- [Exercise material]:
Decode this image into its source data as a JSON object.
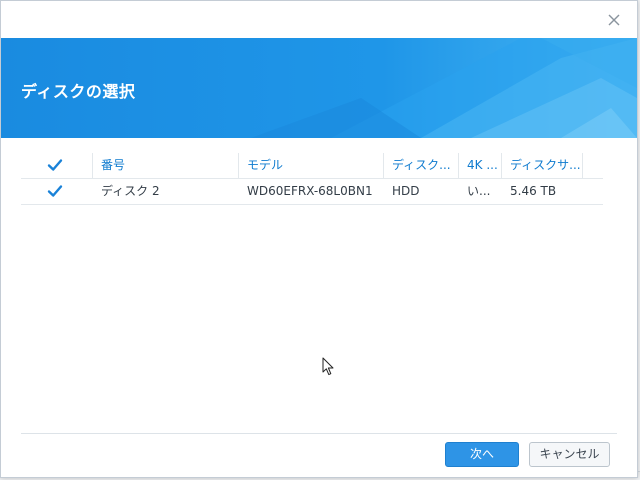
{
  "dialog": {
    "title": "ディスクの選択",
    "close_icon": "close-icon",
    "accent_color": "#1c8fe0"
  },
  "table": {
    "headers": {
      "number": "番号",
      "model": "モデル",
      "disk_type": "ディスク...",
      "fourk": "4K ...",
      "size": "ディスクサ..."
    },
    "rows": [
      {
        "checked": true,
        "number": "ディスク 2",
        "model": "WD60EFRX-68L0BN1",
        "disk_type": "HDD",
        "fourk": "い...",
        "size": "5.46 TB"
      }
    ]
  },
  "footer": {
    "next_label": "次へ",
    "cancel_label": "キャンセル"
  }
}
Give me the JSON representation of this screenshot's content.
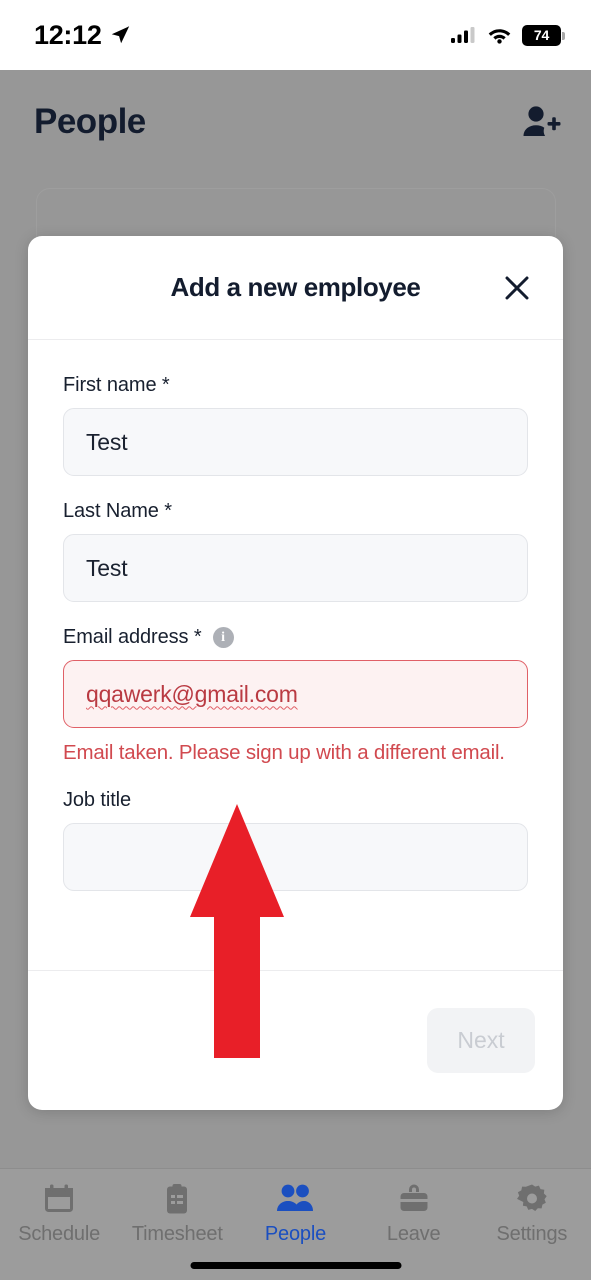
{
  "status_bar": {
    "time": "12:12",
    "location_icon": "location-arrow-icon",
    "cellular_icon": "cellular-bars-icon",
    "wifi_icon": "wifi-icon",
    "battery_level": "74"
  },
  "app_header": {
    "title": "People",
    "add_person_icon": "add-person-icon"
  },
  "modal": {
    "title": "Add a new employee",
    "close_icon": "close-x-icon",
    "fields": [
      {
        "label": "First name *",
        "value": "Test",
        "placeholder": "",
        "state": "normal"
      },
      {
        "label": "Last Name *",
        "value": "Test",
        "placeholder": "",
        "state": "normal"
      },
      {
        "label": "Email address *",
        "value": "qqawerk@gmail.com",
        "placeholder": "",
        "state": "error",
        "info_icon": "info-circle-icon",
        "error_message": "Email taken. Please sign up with a different email."
      },
      {
        "label": "Job title",
        "value": "",
        "placeholder": "",
        "state": "empty"
      }
    ],
    "next_label": "Next",
    "next_disabled": true
  },
  "annotation": {
    "arrow_icon": "red-up-arrow-annotation",
    "color": "#e81f28"
  },
  "bottom_nav": {
    "active": "People",
    "items": [
      {
        "label": "Schedule",
        "icon": "calendar-icon"
      },
      {
        "label": "Timesheet",
        "icon": "clipboard-icon"
      },
      {
        "label": "People",
        "icon": "people-icon"
      },
      {
        "label": "Leave",
        "icon": "briefcase-icon"
      },
      {
        "label": "Settings",
        "icon": "gear-icon"
      }
    ]
  },
  "colors": {
    "accent": "#1b4fc0",
    "error": "#d1494f",
    "error_border": "#e06067",
    "error_bg": "#fdf2f2",
    "overlay": "#979797"
  }
}
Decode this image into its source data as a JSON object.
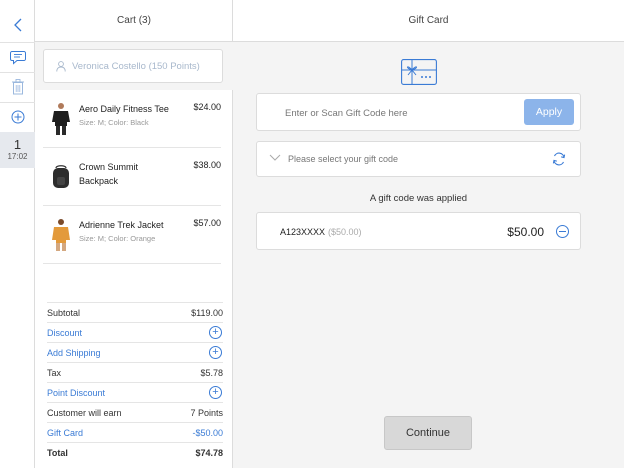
{
  "rail": {
    "order_number": "1",
    "order_time": "17:02"
  },
  "cart": {
    "title": "Cart (3)",
    "customer": "Veronica Costello  (150 Points)",
    "items": [
      {
        "name": "Aero Daily Fitness Tee",
        "meta": "Size: M; Color: Black",
        "price": "$24.00"
      },
      {
        "name": "Crown Summit Backpack",
        "meta": "",
        "price": "$38.00"
      },
      {
        "name": "Adrienne Trek Jacket",
        "meta": "Size: M; Color: Orange",
        "price": "$57.00"
      }
    ],
    "totals": {
      "subtotal_label": "Subtotal",
      "subtotal_value": "$119.00",
      "discount_label": "Discount",
      "shipping_label": "Add Shipping",
      "tax_label": "Tax",
      "tax_value": "$5.78",
      "point_discount_label": "Point Discount",
      "earn_label": "Customer will earn",
      "earn_value": "7 Points",
      "giftcard_label": "Gift Card",
      "giftcard_value": "-$50.00",
      "total_label": "Total",
      "total_value": "$74.78"
    }
  },
  "gift": {
    "title": "Gift Card",
    "code_placeholder": "Enter or Scan Gift Code here",
    "apply_label": "Apply",
    "select_placeholder": "Please select your gift code",
    "applied_message": "A gift code was applied",
    "applied_code": "A123XXXX",
    "applied_code_sub": "($50.00)",
    "applied_amount": "$50.00",
    "continue_label": "Continue"
  },
  "colors": {
    "accent": "#3a7bd5",
    "apply_button": "#8cb4ea",
    "panel_bg": "#f4f4f4"
  },
  "icons": {
    "back": "chevron-left-icon",
    "comment": "comment-icon",
    "trash": "trash-icon",
    "add": "plus-circle-icon",
    "customer": "user-icon",
    "gift": "gift-card-icon",
    "dropdown": "chevron-down-icon",
    "refresh": "refresh-icon",
    "remove": "minus-circle-icon"
  }
}
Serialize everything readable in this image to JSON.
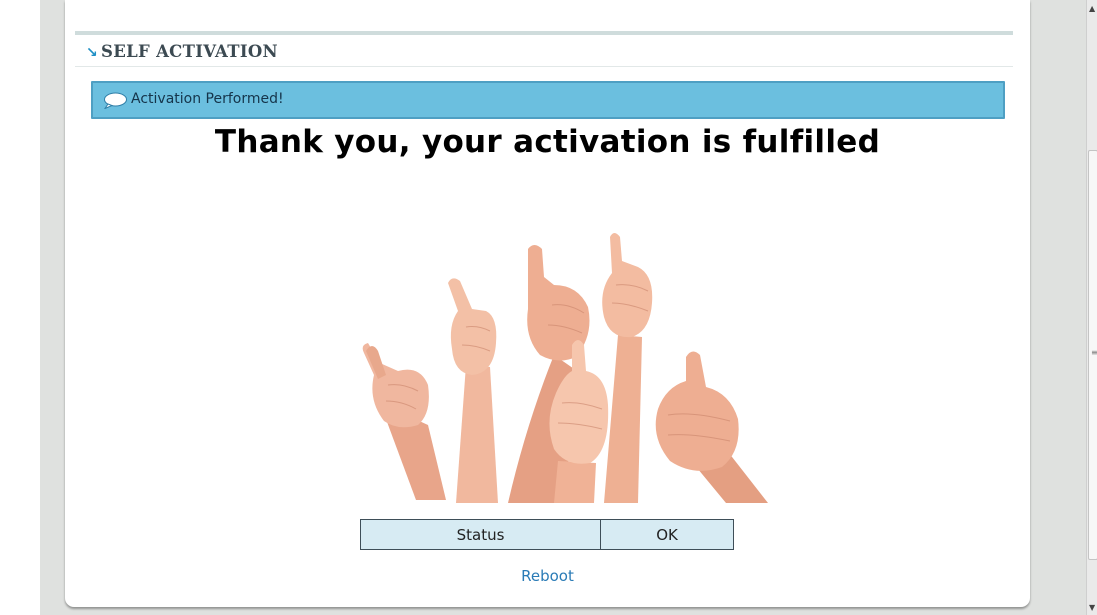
{
  "section": {
    "arrow": "↘",
    "title": "SELF ACTIVATION"
  },
  "alert": {
    "message": "Activation Performed!",
    "icon": "speech-bubble-icon"
  },
  "headline": "Thank you, your activation is fulfilled",
  "status_table": {
    "label": "Status",
    "value": "OK"
  },
  "reboot_label": "Reboot",
  "colors": {
    "alert_bg": "#6bbfdf",
    "link": "#2a7bb6",
    "table_bg": "#d7ebf3"
  }
}
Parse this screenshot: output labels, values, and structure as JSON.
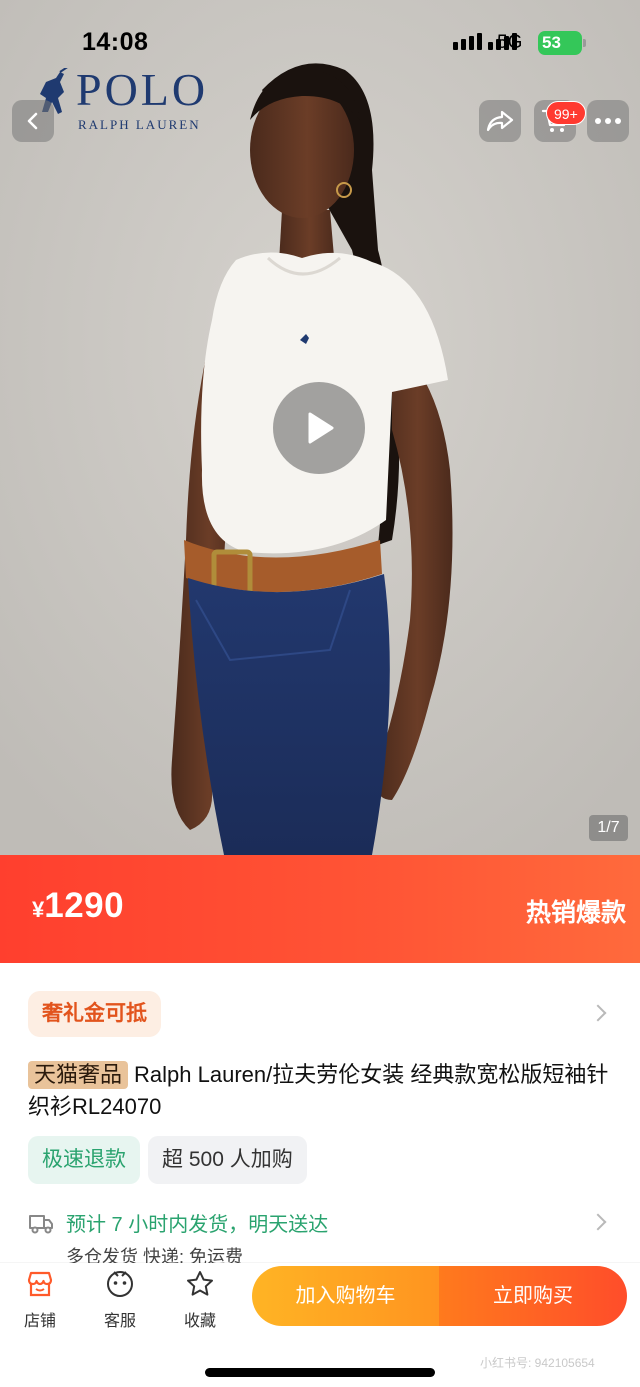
{
  "status_bar": {
    "time": "14:08",
    "network": "5G",
    "battery": "53"
  },
  "brand": {
    "name": "POLO",
    "sub": "RALPH LAUREN"
  },
  "header": {
    "cart_badge": "99+"
  },
  "media": {
    "page_indicator": "1/7"
  },
  "price_banner": {
    "currency": "¥",
    "price": "1290",
    "tag": "热销爆款"
  },
  "info": {
    "coupon": "奢礼金可抵",
    "title_tag": "天猫奢品",
    "title": "Ralph Lauren/拉夫劳伦女装 经典款宽松版短袖针织衫RL24070",
    "tags": [
      "极速退款",
      "超 500 人加购"
    ],
    "delivery": "预计 7 小时内发货，明天送达",
    "shipping_sub": "多仓发货 快递: 免运费"
  },
  "bottom_nav": {
    "items": [
      {
        "label": "店铺",
        "icon": "store-icon"
      },
      {
        "label": "客服",
        "icon": "customer-service-icon"
      },
      {
        "label": "收藏",
        "icon": "star-icon"
      }
    ],
    "add_to_cart": "加入购物车",
    "buy_now": "立即购买"
  },
  "watermark": "小红书号: 942105654",
  "colors": {
    "accent": "#ff4a30",
    "cart_cta": "#ffa420",
    "green": "#2aa36f"
  }
}
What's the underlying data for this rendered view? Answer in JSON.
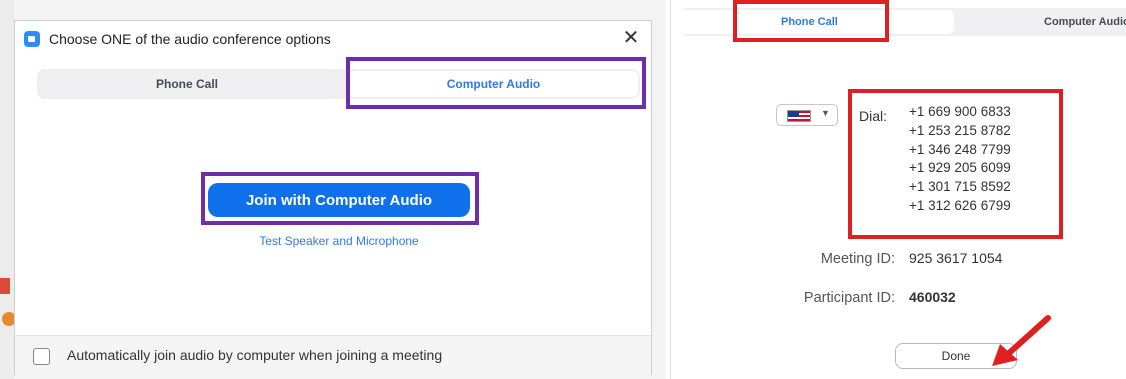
{
  "dialog": {
    "title": "Choose ONE of the audio conference options",
    "close_glyph": "✕",
    "tabs": [
      {
        "label": "Phone Call"
      },
      {
        "label": "Computer Audio"
      }
    ],
    "join_button_label": "Join with Computer Audio",
    "test_link_label": "Test Speaker and Microphone",
    "auto_join_label": "Automatically join audio by computer when joining a meeting"
  },
  "phone_panel": {
    "tabs": [
      {
        "label": "Phone Call"
      },
      {
        "label": "Computer Audio"
      }
    ],
    "dial_label": "Dial:",
    "dial_numbers": [
      "+1 669 900 6833",
      "+1 253 215 8782",
      "+1 346 248 7799",
      "+1 929 205 6099",
      "+1 301 715 8592",
      "+1 312 626 6799"
    ],
    "meeting_id_label": "Meeting ID:",
    "meeting_id": "925 3617 1054",
    "participant_id_label": "Participant ID:",
    "participant_id": "460032",
    "done_label": "Done"
  },
  "icons": {
    "app": "zoom-icon",
    "close": "close-icon",
    "flag": "us-flag-icon",
    "dropdown": "chevron-down-icon",
    "annotation": "red-arrow-icon"
  },
  "colors": {
    "accent_blue": "#0e71eb",
    "link_blue": "#2d7be5",
    "highlight_purple": "#6f2da8",
    "highlight_red": "#e02020"
  }
}
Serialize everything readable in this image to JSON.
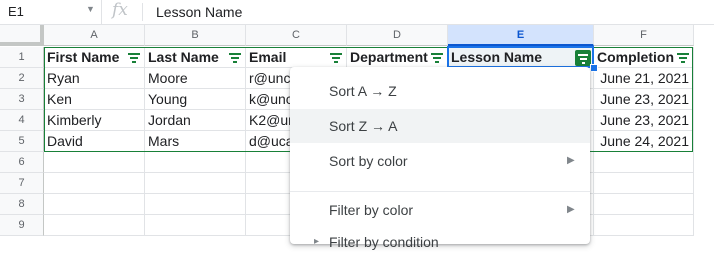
{
  "formula_bar": {
    "cell_ref": "E1",
    "fx_label": "fx",
    "value": "Lesson Name"
  },
  "columns": [
    "A",
    "B",
    "C",
    "D",
    "E",
    "F"
  ],
  "rows": [
    "1",
    "2",
    "3",
    "4",
    "5",
    "6",
    "7",
    "8",
    "9"
  ],
  "headers": {
    "first_name": "First Name",
    "last_name": "Last Name",
    "email": "Email",
    "department": "Department",
    "lesson_name": "Lesson Name",
    "completion": "Completion"
  },
  "data_rows": [
    {
      "first": "Ryan",
      "last": "Moore",
      "email": "r@unca",
      "completion": "June 21, 2021"
    },
    {
      "first": "Ken",
      "last": "Young",
      "email": "k@unc",
      "completion": "June 23, 2021"
    },
    {
      "first": "Kimberly",
      "last": "Jordan",
      "email": "K2@ur",
      "completion": "June 23, 2021"
    },
    {
      "first": "David",
      "last": "Mars",
      "email": "d@uca",
      "completion": "June 24, 2021"
    }
  ],
  "menu": {
    "sort_az": "Sort A → Z",
    "sort_za": "Sort Z → A",
    "sort_by_color": "Sort by color",
    "filter_by_color": "Filter by color",
    "filter_by_condition": "Filter by condition"
  },
  "colors": {
    "filter_green": "#188038",
    "selection_blue": "#1a73e8"
  }
}
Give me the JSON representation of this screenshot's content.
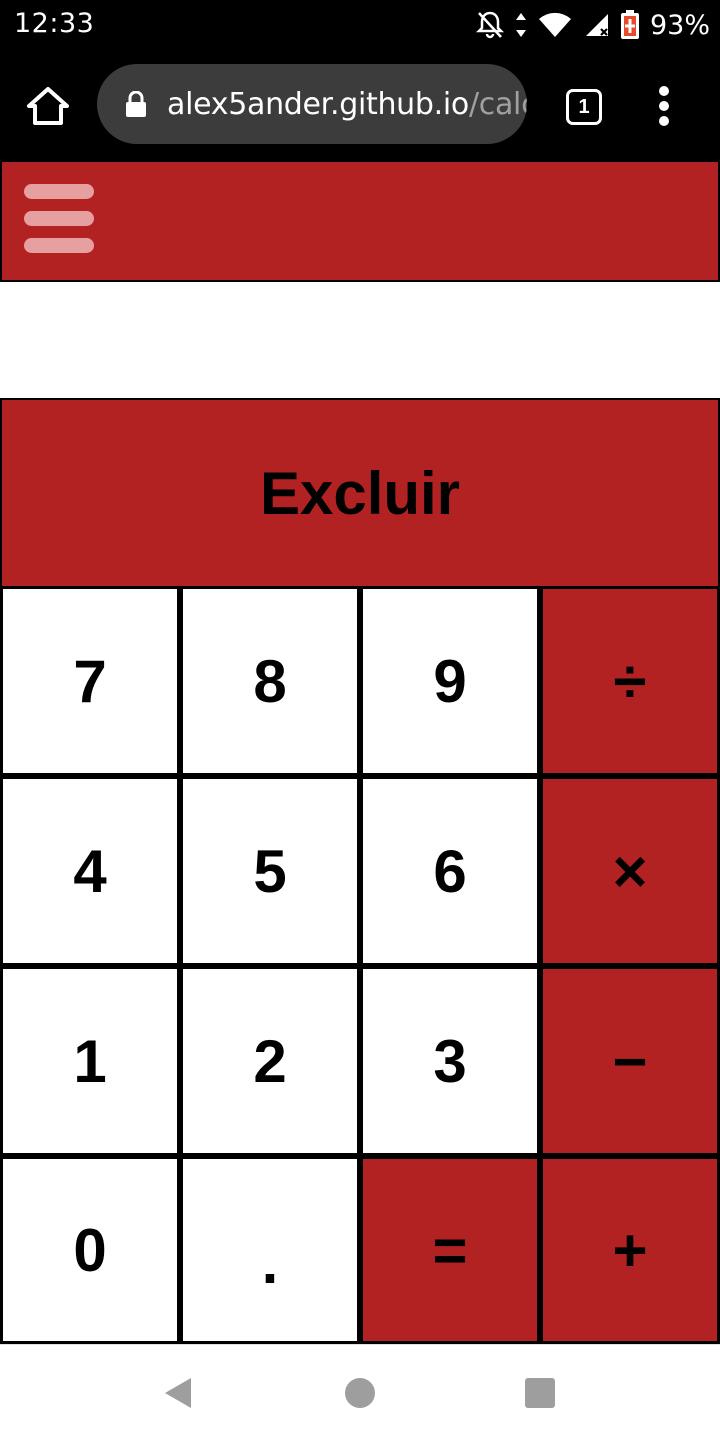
{
  "status_bar": {
    "time": "12:33",
    "battery_percent": "93%",
    "icons": [
      "notifications-off-icon",
      "data-arrows-icon",
      "wifi-icon",
      "cell-signal-icon",
      "battery-charging-icon"
    ]
  },
  "browser": {
    "url_host": "alex5ander.github.io",
    "url_path": "/calc",
    "tab_count": "1",
    "icons": [
      "home-icon",
      "lock-icon",
      "tabs-icon",
      "more-vert-icon"
    ]
  },
  "app": {
    "header_color": "#b22222",
    "menu_icon": "hamburger-icon",
    "display_value": "",
    "clear_label": "Excluir",
    "keys": [
      {
        "label": "7",
        "type": "digit"
      },
      {
        "label": "8",
        "type": "digit"
      },
      {
        "label": "9",
        "type": "digit"
      },
      {
        "label": "÷",
        "type": "operator"
      },
      {
        "label": "4",
        "type": "digit"
      },
      {
        "label": "5",
        "type": "digit"
      },
      {
        "label": "6",
        "type": "digit"
      },
      {
        "label": "×",
        "type": "operator"
      },
      {
        "label": "1",
        "type": "digit"
      },
      {
        "label": "2",
        "type": "digit"
      },
      {
        "label": "3",
        "type": "digit"
      },
      {
        "label": "−",
        "type": "operator"
      },
      {
        "label": "0",
        "type": "digit"
      },
      {
        "label": ".",
        "type": "digit"
      },
      {
        "label": "=",
        "type": "operator"
      },
      {
        "label": "+",
        "type": "operator"
      }
    ]
  },
  "nav_bar": {
    "icons": [
      "back-icon",
      "home-icon",
      "recents-icon"
    ]
  }
}
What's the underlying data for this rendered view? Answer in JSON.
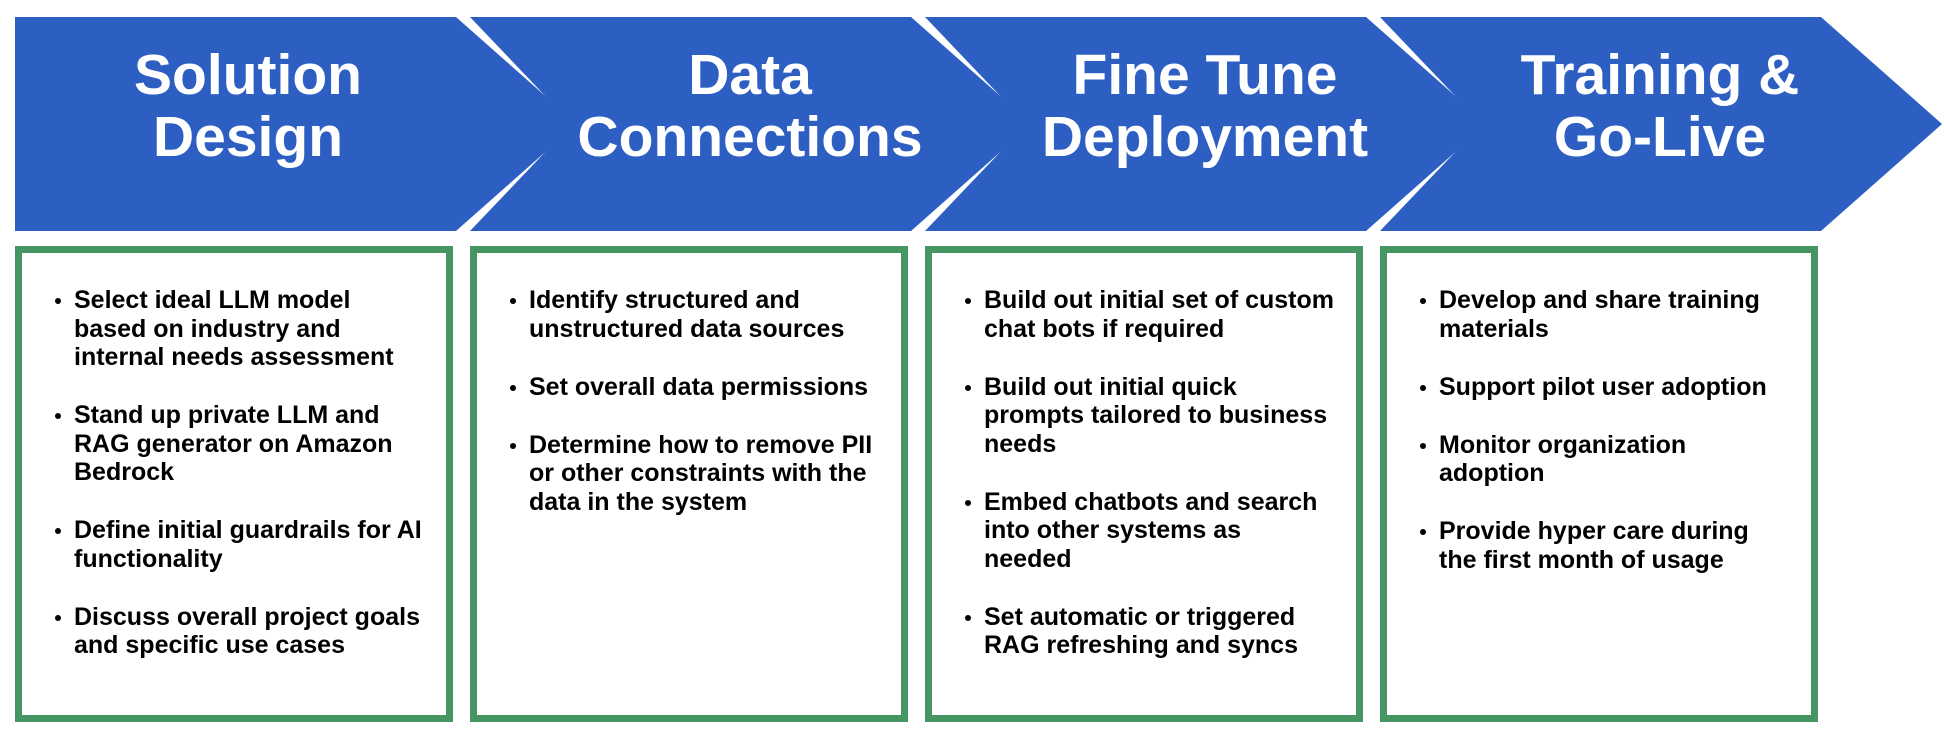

- [Written instruction]: Report only how many lines of the listing hold the word "meta".

- [Task solution]: 3